- **RECORDS FOR PROCESSING**
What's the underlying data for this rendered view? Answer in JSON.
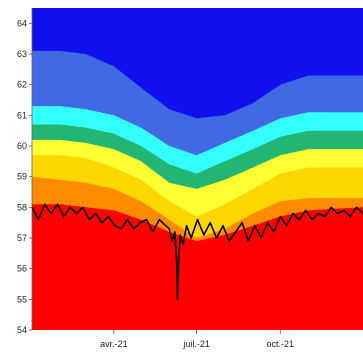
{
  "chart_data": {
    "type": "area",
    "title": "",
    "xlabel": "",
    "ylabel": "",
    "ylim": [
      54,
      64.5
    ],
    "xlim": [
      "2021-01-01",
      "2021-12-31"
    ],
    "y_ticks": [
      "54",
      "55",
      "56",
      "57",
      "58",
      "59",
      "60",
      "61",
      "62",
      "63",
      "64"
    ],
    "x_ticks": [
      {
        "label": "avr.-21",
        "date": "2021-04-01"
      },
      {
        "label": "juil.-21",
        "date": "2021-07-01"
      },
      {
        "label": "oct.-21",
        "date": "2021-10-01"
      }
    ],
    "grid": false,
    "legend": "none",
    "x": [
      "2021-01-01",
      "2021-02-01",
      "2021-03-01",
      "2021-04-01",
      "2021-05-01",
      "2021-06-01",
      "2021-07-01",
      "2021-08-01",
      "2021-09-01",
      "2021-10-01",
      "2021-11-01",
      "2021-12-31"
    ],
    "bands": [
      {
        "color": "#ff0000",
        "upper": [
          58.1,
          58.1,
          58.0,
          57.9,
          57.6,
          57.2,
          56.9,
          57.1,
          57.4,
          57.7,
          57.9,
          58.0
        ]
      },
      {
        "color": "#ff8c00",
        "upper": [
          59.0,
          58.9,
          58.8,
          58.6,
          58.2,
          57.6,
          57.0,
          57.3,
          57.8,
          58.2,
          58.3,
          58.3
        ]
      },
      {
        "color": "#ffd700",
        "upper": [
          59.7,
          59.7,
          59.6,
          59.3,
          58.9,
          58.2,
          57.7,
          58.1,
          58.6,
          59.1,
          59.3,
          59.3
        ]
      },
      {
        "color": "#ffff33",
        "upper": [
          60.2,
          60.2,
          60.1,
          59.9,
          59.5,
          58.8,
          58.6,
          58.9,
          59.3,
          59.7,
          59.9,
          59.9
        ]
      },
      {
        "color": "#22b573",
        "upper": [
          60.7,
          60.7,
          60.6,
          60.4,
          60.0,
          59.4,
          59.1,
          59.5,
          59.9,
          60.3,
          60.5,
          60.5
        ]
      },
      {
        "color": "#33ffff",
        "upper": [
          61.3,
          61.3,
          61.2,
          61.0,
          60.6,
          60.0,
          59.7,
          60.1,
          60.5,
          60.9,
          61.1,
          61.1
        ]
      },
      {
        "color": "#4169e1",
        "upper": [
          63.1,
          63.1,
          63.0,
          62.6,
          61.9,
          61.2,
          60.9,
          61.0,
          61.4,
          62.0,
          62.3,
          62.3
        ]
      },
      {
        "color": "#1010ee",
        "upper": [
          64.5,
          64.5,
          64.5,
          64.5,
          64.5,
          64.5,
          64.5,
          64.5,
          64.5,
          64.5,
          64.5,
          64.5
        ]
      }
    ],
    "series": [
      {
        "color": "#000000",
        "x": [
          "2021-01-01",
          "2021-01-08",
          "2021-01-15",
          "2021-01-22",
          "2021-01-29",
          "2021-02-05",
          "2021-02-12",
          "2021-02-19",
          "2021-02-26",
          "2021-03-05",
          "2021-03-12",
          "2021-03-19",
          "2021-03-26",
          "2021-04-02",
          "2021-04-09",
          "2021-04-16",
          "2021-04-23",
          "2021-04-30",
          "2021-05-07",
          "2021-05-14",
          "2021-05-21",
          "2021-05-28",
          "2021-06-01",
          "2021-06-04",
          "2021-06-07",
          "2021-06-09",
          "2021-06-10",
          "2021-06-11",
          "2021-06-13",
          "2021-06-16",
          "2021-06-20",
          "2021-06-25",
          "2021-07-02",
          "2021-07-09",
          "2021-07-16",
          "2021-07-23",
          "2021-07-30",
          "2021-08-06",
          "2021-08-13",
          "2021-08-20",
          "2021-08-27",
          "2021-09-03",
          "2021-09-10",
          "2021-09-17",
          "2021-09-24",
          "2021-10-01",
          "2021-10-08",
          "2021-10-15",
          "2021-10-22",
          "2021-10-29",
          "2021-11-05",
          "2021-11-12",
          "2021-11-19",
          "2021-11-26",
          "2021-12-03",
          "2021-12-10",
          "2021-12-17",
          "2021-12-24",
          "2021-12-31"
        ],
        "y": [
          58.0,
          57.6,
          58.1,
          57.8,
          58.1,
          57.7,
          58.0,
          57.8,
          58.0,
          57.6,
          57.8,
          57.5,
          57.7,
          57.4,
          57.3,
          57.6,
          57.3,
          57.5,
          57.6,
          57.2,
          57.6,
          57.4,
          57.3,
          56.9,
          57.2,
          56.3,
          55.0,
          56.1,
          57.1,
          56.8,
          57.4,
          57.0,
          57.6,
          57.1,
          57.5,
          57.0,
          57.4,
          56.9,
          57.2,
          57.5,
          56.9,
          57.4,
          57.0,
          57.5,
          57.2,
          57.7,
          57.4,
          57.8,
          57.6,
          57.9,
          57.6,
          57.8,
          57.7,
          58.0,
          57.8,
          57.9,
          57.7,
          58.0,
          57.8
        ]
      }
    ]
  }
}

- **EXERCISE DETAILS**
Tally how many lines of the material contain the word "date". The answer must be the number and nothing else.

- **SOLUTION TO THIS TASK**
3